Collected data entries
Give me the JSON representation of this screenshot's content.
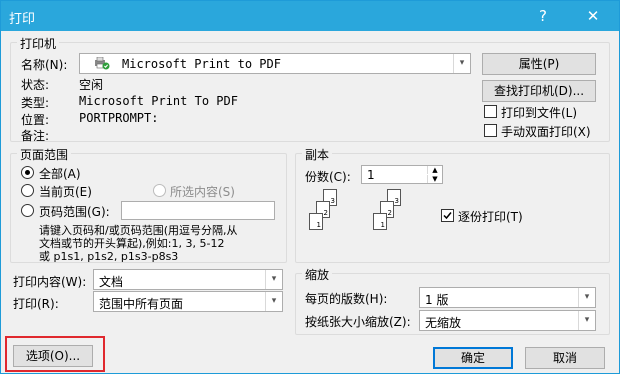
{
  "window": {
    "title": "打印",
    "help_glyph": "?",
    "close_glyph": "✕"
  },
  "printer": {
    "group_label": "打印机",
    "name_label": "名称(N):",
    "name_value": "Microsoft Print to PDF",
    "status_label": "状态:",
    "status_value": "空闲",
    "type_label": "类型:",
    "type_value": "Microsoft Print To PDF",
    "location_label": "位置:",
    "location_value": "PORTPROMPT:",
    "comment_label": "备注:",
    "comment_value": "",
    "properties_button": "属性(P)",
    "find_printer_button": "查找打印机(D)...",
    "print_to_file_label": "打印到文件(L)",
    "print_to_file_checked": false,
    "manual_duplex_label": "手动双面打印(X)",
    "manual_duplex_checked": false
  },
  "page_range": {
    "group_label": "页面范围",
    "all_label": "全部(A)",
    "current_label": "当前页(E)",
    "selection_label": "所选内容(S)",
    "pages_label": "页码范围(G):",
    "pages_value": "",
    "selected": "all",
    "hint_line1": "请键入页码和/或页码范围(用逗号分隔,从",
    "hint_line2": "文档或节的开头算起),例如:1, 3, 5-12",
    "hint_line3": "或 p1s1, p1s2, p1s3-p8s3"
  },
  "print_what": {
    "label": "打印内容(W):",
    "value": "文档"
  },
  "print": {
    "label": "打印(R):",
    "value": "范围中所有页面"
  },
  "copies": {
    "group_label": "副本",
    "count_label": "份数(C):",
    "count_value": "1",
    "collate_label": "逐份打印(T)",
    "collate_checked": true
  },
  "zoom": {
    "group_label": "缩放",
    "pages_per_sheet_label": "每页的版数(H):",
    "pages_per_sheet_value": "1 版",
    "scale_label": "按纸张大小缩放(Z):",
    "scale_value": "无缩放"
  },
  "footer": {
    "options_button": "选项(O)...",
    "ok_button": "确定",
    "cancel_button": "取消"
  },
  "colors": {
    "title_bar": "#2aa7dc",
    "highlight_box": "#e0282e",
    "default_button_border": "#0078d7"
  }
}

**GIVEN EXERCISE:**
Reproduce every entry exactly, but omit each picture.

**ANSWER BELOW:**
Give me the JSON representation of this screenshot's content.
{
  "window": {
    "title": "打印",
    "help_glyph": "?",
    "close_glyph": "✕"
  },
  "printer": {
    "group_label": "打印机",
    "name_label": "名称(N):",
    "name_value": "Microsoft Print to PDF",
    "status_label": "状态:",
    "status_value": "空闲",
    "type_label": "类型:",
    "type_value": "Microsoft Print To PDF",
    "location_label": "位置:",
    "location_value": "PORTPROMPT:",
    "comment_label": "备注:",
    "comment_value": "",
    "properties_button": "属性(P)",
    "find_printer_button": "查找打印机(D)...",
    "print_to_file_label": "打印到文件(L)",
    "print_to_file_checked": false,
    "manual_duplex_label": "手动双面打印(X)",
    "manual_duplex_checked": false
  },
  "page_range": {
    "group_label": "页面范围",
    "all_label": "全部(A)",
    "current_label": "当前页(E)",
    "selection_label": "所选内容(S)",
    "pages_label": "页码范围(G):",
    "pages_value": "",
    "selected": "all",
    "hint_line1": "请键入页码和/或页码范围(用逗号分隔,从",
    "hint_line2": "文档或节的开头算起),例如:1, 3, 5-12",
    "hint_line3": "或 p1s1, p1s2, p1s3-p8s3"
  },
  "print_what": {
    "label": "打印内容(W):",
    "value": "文档"
  },
  "print": {
    "label": "打印(R):",
    "value": "范围中所有页面"
  },
  "copies": {
    "group_label": "副本",
    "count_label": "份数(C):",
    "count_value": "1",
    "collate_label": "逐份打印(T)",
    "collate_checked": true
  },
  "zoom": {
    "group_label": "缩放",
    "pages_per_sheet_label": "每页的版数(H):",
    "pages_per_sheet_value": "1 版",
    "scale_label": "按纸张大小缩放(Z):",
    "scale_value": "无缩放"
  },
  "footer": {
    "options_button": "选项(O)...",
    "ok_button": "确定",
    "cancel_button": "取消"
  },
  "colors": {
    "title_bar": "#2aa7dc",
    "highlight_box": "#e0282e",
    "default_button_border": "#0078d7"
  }
}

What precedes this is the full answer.